Page text entries –
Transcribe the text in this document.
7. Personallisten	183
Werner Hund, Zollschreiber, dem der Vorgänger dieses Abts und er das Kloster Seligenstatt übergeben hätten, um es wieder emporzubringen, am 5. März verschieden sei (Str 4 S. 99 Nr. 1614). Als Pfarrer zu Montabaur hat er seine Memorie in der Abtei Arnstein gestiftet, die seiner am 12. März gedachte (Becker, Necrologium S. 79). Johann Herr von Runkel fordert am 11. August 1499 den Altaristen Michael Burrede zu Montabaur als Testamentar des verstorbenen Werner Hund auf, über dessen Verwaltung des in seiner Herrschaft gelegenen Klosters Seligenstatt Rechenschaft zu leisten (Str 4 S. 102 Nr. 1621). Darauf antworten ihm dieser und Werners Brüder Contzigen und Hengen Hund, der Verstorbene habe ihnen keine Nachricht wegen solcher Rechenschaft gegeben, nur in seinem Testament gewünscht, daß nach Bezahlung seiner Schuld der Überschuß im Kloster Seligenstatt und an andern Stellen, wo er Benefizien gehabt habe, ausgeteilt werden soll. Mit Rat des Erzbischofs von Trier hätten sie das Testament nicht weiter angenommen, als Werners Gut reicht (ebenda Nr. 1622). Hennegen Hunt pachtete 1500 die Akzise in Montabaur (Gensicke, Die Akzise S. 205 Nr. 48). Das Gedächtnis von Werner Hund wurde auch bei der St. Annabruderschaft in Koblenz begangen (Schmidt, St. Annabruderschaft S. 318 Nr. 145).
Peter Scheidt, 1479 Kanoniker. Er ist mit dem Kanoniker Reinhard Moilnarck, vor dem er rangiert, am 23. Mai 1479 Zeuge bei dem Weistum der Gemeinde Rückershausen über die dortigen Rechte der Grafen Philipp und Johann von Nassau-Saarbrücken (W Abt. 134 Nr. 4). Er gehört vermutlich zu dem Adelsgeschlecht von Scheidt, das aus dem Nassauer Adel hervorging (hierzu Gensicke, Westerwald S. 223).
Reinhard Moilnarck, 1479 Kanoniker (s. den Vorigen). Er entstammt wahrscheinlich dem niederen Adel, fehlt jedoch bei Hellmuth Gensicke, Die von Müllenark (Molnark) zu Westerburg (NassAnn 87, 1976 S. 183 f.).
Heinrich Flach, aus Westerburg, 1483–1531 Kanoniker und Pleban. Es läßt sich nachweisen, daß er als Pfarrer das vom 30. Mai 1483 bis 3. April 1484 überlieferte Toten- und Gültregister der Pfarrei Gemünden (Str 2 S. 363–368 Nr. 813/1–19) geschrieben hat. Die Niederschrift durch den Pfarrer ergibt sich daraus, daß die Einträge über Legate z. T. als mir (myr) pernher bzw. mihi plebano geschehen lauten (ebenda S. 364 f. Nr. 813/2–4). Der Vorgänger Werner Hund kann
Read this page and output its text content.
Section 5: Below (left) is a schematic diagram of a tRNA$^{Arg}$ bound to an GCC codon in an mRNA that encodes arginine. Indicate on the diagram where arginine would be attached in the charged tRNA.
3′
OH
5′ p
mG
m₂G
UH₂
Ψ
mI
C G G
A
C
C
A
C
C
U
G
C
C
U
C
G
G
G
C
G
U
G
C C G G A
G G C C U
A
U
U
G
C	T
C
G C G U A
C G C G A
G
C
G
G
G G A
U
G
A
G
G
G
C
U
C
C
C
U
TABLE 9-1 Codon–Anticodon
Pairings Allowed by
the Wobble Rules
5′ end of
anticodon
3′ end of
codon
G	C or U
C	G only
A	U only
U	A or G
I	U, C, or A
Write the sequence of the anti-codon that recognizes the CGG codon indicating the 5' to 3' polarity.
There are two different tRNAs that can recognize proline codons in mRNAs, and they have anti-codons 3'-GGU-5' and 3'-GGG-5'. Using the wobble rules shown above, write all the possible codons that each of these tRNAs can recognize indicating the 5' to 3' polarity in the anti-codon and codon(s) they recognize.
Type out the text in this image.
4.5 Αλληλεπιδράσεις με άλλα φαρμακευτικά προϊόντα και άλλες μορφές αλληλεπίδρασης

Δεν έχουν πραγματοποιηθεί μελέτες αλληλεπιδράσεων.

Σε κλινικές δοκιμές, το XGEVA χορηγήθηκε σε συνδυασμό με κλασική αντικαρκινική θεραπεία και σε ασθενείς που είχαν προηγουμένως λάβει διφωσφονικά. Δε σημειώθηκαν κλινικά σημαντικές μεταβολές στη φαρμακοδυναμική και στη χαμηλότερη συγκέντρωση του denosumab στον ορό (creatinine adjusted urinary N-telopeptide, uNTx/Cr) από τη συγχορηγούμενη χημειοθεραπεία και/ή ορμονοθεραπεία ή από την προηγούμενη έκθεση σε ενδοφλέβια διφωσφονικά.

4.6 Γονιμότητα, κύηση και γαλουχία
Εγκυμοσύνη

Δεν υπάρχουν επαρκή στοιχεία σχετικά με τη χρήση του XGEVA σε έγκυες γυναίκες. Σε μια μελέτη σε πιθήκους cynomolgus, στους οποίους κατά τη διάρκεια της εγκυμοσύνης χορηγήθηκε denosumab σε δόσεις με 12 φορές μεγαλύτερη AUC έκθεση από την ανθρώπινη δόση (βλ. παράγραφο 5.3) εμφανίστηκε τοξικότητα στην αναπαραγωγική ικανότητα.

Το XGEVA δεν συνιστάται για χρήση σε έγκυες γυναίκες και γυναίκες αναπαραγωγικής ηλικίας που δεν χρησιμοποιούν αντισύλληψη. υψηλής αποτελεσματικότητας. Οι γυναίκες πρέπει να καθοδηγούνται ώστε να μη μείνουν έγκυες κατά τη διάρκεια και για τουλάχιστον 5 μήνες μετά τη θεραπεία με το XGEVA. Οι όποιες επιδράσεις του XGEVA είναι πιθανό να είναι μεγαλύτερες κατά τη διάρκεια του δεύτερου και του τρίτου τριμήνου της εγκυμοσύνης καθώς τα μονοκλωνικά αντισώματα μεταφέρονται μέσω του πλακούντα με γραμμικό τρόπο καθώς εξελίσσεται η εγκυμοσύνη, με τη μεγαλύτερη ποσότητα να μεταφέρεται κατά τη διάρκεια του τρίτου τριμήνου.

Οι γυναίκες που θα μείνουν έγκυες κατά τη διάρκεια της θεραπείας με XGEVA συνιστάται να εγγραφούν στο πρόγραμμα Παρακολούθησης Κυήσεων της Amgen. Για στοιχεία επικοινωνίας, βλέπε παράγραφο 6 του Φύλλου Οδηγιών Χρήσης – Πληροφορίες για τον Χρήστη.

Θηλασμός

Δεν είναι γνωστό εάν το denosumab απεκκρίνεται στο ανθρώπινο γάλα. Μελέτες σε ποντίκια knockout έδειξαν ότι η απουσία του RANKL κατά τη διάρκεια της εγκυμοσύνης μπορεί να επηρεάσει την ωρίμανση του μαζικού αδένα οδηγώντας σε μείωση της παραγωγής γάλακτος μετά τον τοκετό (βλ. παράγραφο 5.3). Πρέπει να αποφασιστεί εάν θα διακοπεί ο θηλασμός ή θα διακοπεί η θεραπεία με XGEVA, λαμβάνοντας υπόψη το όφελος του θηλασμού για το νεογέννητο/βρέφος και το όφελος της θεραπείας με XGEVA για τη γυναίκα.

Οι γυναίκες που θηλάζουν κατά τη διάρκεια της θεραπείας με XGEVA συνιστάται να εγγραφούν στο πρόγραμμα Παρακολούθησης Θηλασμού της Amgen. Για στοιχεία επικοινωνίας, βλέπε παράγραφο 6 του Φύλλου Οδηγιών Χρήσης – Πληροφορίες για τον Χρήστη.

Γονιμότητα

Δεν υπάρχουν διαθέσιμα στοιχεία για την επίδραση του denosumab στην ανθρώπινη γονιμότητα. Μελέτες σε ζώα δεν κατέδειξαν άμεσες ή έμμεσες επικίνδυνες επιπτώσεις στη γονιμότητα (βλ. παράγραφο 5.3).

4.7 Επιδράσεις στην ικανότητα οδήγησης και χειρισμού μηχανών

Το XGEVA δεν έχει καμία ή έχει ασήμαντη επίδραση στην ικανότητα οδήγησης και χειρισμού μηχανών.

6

Exercise goal –
Could you copy every line in the records that holds "οδήγησης"?

The answer –
4.7 Επιδράσεις στην ικανότητα οδήγησης και χειρισμού μηχανών
Το XGEVA δεν έχει καμία ή έχει ασήμαντη επίδραση στην ικανότητα οδήγησης και χειρισμού μηχανών.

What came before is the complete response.